-- AIM --
The records below are to be quoted in full; please keep every word exact.

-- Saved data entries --

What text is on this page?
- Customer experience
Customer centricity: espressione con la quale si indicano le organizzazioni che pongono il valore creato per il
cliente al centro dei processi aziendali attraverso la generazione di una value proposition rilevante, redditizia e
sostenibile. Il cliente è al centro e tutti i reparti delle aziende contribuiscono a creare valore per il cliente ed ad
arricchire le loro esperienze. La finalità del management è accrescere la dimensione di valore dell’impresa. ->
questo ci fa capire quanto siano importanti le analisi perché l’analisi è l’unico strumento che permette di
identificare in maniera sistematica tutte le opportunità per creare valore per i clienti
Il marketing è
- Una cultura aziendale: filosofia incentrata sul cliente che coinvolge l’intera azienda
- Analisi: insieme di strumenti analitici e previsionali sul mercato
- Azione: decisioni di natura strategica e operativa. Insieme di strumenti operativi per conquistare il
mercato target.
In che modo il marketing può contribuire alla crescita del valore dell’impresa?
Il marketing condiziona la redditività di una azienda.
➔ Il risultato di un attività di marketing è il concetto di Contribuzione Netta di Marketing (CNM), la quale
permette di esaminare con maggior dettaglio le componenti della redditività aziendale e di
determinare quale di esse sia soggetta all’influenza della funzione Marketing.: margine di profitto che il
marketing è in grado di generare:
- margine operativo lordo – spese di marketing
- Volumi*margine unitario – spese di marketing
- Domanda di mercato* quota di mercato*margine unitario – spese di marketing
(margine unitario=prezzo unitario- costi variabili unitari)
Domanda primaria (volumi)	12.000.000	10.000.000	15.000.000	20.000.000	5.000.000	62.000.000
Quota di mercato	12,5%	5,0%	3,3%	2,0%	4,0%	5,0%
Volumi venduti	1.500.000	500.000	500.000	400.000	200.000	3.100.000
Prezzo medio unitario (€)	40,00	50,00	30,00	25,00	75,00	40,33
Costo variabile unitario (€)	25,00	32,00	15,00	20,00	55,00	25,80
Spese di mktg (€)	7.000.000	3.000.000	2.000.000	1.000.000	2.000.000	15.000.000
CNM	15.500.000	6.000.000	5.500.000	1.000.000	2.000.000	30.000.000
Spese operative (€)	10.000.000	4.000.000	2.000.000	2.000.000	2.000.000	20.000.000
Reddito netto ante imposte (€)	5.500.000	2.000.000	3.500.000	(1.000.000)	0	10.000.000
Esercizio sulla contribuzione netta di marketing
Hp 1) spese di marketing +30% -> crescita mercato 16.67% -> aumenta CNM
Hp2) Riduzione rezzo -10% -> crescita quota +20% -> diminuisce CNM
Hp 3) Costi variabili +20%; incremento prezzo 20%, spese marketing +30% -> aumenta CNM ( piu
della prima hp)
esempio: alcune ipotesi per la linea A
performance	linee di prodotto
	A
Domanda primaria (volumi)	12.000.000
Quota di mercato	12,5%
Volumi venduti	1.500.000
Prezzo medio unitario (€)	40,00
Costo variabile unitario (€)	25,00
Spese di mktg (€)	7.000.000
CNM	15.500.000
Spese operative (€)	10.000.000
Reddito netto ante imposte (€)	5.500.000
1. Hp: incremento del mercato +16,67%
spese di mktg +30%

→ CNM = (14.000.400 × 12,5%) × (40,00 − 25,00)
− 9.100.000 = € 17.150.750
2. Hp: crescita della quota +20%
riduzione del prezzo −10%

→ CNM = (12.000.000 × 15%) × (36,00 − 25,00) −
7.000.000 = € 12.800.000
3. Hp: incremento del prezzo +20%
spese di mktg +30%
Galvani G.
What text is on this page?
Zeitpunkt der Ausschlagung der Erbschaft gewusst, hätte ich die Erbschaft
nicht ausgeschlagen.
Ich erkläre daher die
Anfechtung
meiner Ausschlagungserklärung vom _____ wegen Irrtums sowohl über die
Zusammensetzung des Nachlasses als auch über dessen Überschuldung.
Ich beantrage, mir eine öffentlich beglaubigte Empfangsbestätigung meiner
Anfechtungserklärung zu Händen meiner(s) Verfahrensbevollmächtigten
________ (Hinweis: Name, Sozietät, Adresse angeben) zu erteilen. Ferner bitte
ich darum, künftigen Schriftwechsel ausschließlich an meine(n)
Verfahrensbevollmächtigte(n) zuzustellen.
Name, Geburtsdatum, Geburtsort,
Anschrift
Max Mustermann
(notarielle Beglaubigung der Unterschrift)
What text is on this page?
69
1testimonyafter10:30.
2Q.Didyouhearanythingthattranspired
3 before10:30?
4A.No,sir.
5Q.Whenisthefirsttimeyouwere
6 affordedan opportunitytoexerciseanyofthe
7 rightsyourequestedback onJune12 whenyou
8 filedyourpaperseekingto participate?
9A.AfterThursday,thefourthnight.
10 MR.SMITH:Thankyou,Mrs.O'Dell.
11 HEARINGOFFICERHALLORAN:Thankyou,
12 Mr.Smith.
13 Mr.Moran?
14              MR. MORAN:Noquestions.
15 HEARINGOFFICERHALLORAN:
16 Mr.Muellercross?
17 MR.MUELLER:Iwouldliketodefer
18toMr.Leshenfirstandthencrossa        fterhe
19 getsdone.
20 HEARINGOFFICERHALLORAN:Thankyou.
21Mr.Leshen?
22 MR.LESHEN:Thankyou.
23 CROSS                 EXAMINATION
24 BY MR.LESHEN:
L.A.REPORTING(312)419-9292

-- TASK RESPONSE --
What text is on this page?
- Customer experience
Customer centricity: espressione con la quale si indicano le organizzazioni che pongono il valore creato per il
cliente al centro dei processi aziendali attraverso la generazione di una value proposition rilevante, redditizia e
sostenibile. Il cliente è al centro e tutti i reparti delle aziende contribuiscono a creare valore per il cliente ed ad
arricchire le loro esperienze. La finalità del management è accrescere la dimensione di valore dell’impresa. ->
questo ci fa capire quanto siano importanti le analisi perché l’analisi è l’unico strumento che permette di
identificare in maniera sistematica tutte le opportunità per creare valore per i clienti
Il marketing è
- Una cultura aziendale: filosofia incentrata sul cliente che coinvolge l’intera azienda
- Analisi: insieme di strumenti analitici e previsionali sul mercato
- Azione: decisioni di natura strategica e operativa. Insieme di strumenti operativi per conquistare il
mercato target.
In che modo il marketing può contribuire alla crescita del valore dell’impresa?
Il marketing condiziona la redditività di una azienda.
➔ Il risultato di un attività di marketing è il concetto di Contribuzione Netta di Marketing (CNM), la quale
permette di esaminare con maggior dettaglio le componenti della redditività aziendale e di
determinare quale di esse sia soggetta all’influenza della funzione Marketing.: margine di profitto che il
marketing è in grado di generare:
- margine operativo lordo – spese di marketing
- Volumi*margine unitario – spese di marketing
- Domanda di mercato* quota di mercato*margine unitario – spese di marketing
(margine unitario=prezzo unitario- costi variabili unitari)
Domanda primaria (volumi)	12.000.000	10.000.000	15.000.000	20.000.000	5.000.000	62.000.000
Quota di mercato	12,5%	5,0%	3,3%	2,0%	4,0%	5,0%
Volumi venduti	1.500.000	500.000	500.000	400.000	200.000	3.100.000
Prezzo medio unitario (€)	40,00	50,00	30,00	25,00	75,00	40,33
Costo variabile unitario (€)	25,00	32,00	15,00	20,00	55,00	25,80
Spese di mktg (€)	7.000.000	3.000.000	2.000.000	1.000.000	2.000.000	15.000.000
CNM	15.500.000	6.000.000	5.500.000	1.000.000	2.000.000	30.000.000
Spese operative (€)	10.000.000	4.000.000	2.000.000	2.000.000	2.000.000	20.000.000
Reddito netto ante imposte (€)	5.500.000	2.000.000	3.500.000	(1.000.000)	0	10.000.000
Esercizio sulla contribuzione netta di marketing
Hp 1) spese di marketing +30% -> crescita mercato 16.67% -> aumenta CNM
Hp2) Riduzione rezzo -10% -> crescita quota +20% -> diminuisce CNM
Hp 3) Costi variabili +20%; incremento prezzo 20%, spese marketing +30% -> aumenta CNM ( piu
della prima hp)
esempio: alcune ipotesi per la linea A
performance	linee di prodotto
	A
Domanda primaria (volumi)	12.000.000
Quota di mercato	12,5%
Volumi venduti	1.500.000
Prezzo medio unitario (€)	40,00
Costo variabile unitario (€)	25,00
Spese di mktg (€)	7.000.000
CNM	15.500.000
Spese operative (€)	10.000.000
Reddito netto ante imposte (€)	5.500.000
1. Hp: incremento del mercato +16,67%
spese di mktg +30%

→ CNM = (14.000.400 × 12,5%) × (40,00 − 25,00)
− 9.100.000 = € 17.150.750
2. Hp: crescita della quota +20%
riduzione del prezzo −10%

→ CNM = (12.000.000 × 15%) × (36,00 − 25,00) −
7.000.000 = € 12.800.000
3. Hp: incremento del prezzo +20%
spese di mktg +30%
Galvani G.
What text is on this page?
Zeitpunkt der Ausschlagung der Erbschaft gewusst, hätte ich die Erbschaft
nicht ausgeschlagen.
Ich erkläre daher die
Anfechtung
meiner Ausschlagungserklärung vom _____ wegen Irrtums sowohl über die
Zusammensetzung des Nachlasses als auch über dessen Überschuldung.
Ich beantrage, mir eine öffentlich beglaubigte Empfangsbestätigung meiner
Anfechtungserklärung zu Händen meiner(s) Verfahrensbevollmächtigten
________ (Hinweis: Name, Sozietät, Adresse angeben) zu erteilen. Ferner bitte
ich darum, künftigen Schriftwechsel ausschließlich an meine(n)
Verfahrensbevollmächtigte(n) zuzustellen.
Name, Geburtsdatum, Geburtsort,
Anschrift
Max Mustermann
(notarielle Beglaubigung der Unterschrift)
What text is on this page?
69
1testimonyafter10:30.
2Q.Didyouhearanythingthattranspired
3 before10:30?
4A.No,sir.
5Q.Whenisthefirsttimeyouwere
6 affordedan opportunitytoexerciseanyofthe
7 rightsyourequestedback onJune12 whenyou
8 filedyourpaperseekingto participate?
9A.AfterThursday,thefourthnight.
10 MR.SMITH:Thankyou,Mrs.O'Dell.
11 HEARINGOFFICERHALLORAN:Thankyou,
12 Mr.Smith.
13 Mr.Moran?
14              MR. MORAN:Noquestions.
15 HEARINGOFFICERHALLORAN:
16 Mr.Muellercross?
17 MR.MUELLER:Iwouldliketodefer
18toMr.Leshenfirstandthencrossa        fterhe
19 getsdone.
20 HEARINGOFFICERHALLORAN:Thankyou.
21Mr.Leshen?
22 MR.LESHEN:Thankyou.
23 CROSS                 EXAMINATION
24 BY MR.LESHEN:
L.A.REPORTING(312)419-9292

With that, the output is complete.